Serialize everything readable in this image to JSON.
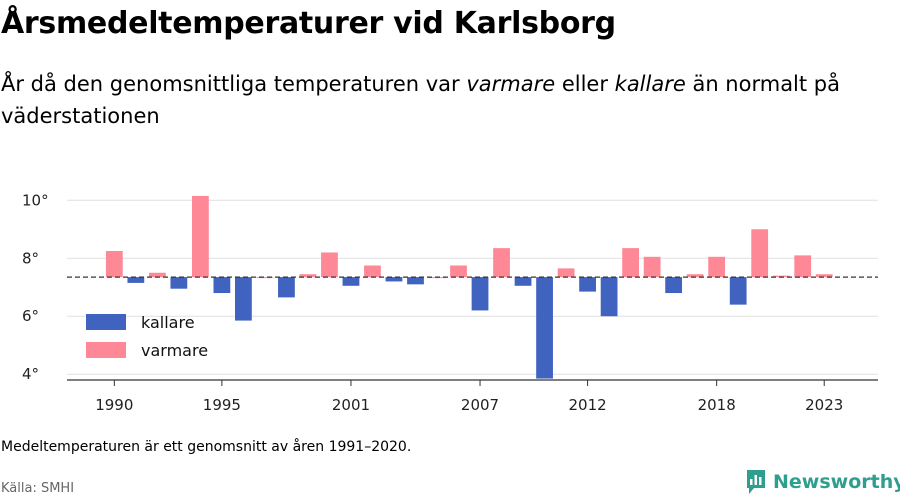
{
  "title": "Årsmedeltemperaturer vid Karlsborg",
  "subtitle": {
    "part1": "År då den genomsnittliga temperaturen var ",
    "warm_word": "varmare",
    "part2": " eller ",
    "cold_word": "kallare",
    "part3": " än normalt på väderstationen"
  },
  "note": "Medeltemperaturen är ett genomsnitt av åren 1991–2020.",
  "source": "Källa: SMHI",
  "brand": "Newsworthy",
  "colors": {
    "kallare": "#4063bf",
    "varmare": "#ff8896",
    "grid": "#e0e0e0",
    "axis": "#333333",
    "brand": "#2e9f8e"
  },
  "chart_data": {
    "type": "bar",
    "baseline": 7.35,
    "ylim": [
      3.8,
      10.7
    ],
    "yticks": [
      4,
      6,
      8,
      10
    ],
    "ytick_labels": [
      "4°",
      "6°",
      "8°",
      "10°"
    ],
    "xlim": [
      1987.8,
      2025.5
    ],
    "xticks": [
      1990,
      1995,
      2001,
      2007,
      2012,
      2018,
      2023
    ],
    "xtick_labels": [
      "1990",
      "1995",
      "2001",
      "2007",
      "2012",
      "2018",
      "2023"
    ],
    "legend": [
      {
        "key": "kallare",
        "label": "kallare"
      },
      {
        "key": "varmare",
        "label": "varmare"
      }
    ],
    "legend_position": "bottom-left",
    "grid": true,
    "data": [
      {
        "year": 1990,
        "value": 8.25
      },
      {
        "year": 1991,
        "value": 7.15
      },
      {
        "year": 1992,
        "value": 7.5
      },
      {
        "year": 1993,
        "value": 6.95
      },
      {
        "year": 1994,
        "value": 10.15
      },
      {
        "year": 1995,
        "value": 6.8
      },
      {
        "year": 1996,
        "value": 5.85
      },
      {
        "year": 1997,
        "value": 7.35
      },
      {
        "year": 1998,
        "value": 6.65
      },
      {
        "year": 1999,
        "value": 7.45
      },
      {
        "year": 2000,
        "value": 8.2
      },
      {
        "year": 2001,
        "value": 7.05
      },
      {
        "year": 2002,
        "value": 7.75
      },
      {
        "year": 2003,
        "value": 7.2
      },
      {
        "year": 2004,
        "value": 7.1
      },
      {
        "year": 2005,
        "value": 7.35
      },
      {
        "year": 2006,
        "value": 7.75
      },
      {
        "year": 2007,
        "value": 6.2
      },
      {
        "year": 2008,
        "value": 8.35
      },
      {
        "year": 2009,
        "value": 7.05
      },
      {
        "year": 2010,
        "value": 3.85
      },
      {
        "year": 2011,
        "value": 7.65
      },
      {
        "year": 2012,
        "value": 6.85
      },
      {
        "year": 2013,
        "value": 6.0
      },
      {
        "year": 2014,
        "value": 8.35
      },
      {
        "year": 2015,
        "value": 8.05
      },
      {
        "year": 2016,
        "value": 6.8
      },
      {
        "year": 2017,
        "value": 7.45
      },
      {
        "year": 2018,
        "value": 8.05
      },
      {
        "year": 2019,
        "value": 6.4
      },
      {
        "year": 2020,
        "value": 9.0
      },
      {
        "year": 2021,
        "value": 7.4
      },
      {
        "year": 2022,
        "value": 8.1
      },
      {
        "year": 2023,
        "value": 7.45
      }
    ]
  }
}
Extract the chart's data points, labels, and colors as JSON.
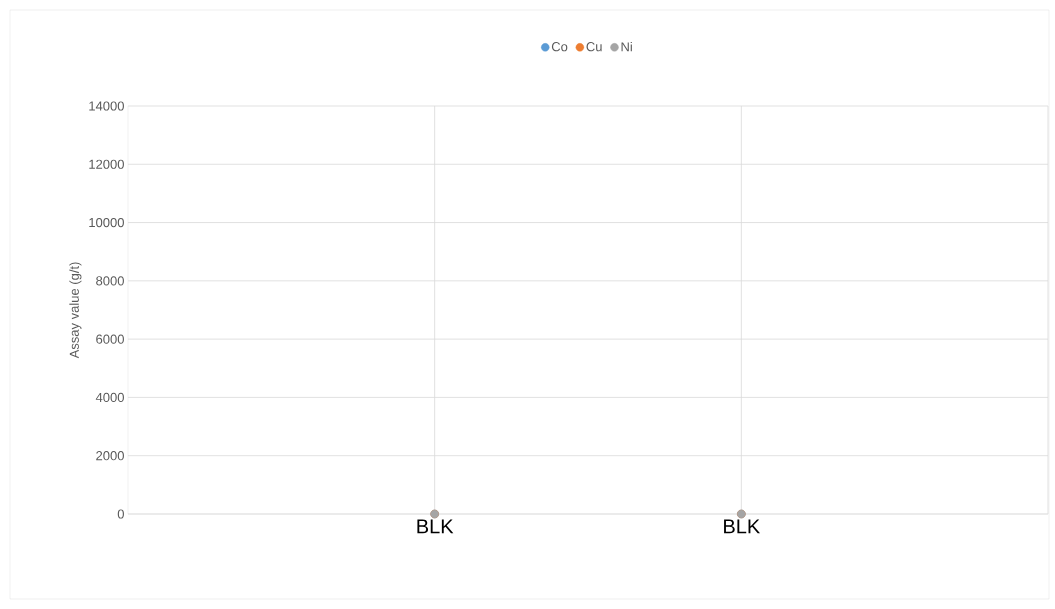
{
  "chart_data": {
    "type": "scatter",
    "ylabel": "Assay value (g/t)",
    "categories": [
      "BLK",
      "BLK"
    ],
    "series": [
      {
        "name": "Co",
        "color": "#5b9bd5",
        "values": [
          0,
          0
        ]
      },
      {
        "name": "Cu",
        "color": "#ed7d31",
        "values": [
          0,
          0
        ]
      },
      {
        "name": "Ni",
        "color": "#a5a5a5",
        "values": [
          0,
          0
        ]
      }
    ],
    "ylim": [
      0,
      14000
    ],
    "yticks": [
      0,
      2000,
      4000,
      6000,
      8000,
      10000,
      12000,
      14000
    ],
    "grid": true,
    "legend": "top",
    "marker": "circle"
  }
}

....................

What the task asks: If a line contains the string "colors", it counts toward the total; state that total for the records above and nothing more.

Output of the exercise: 2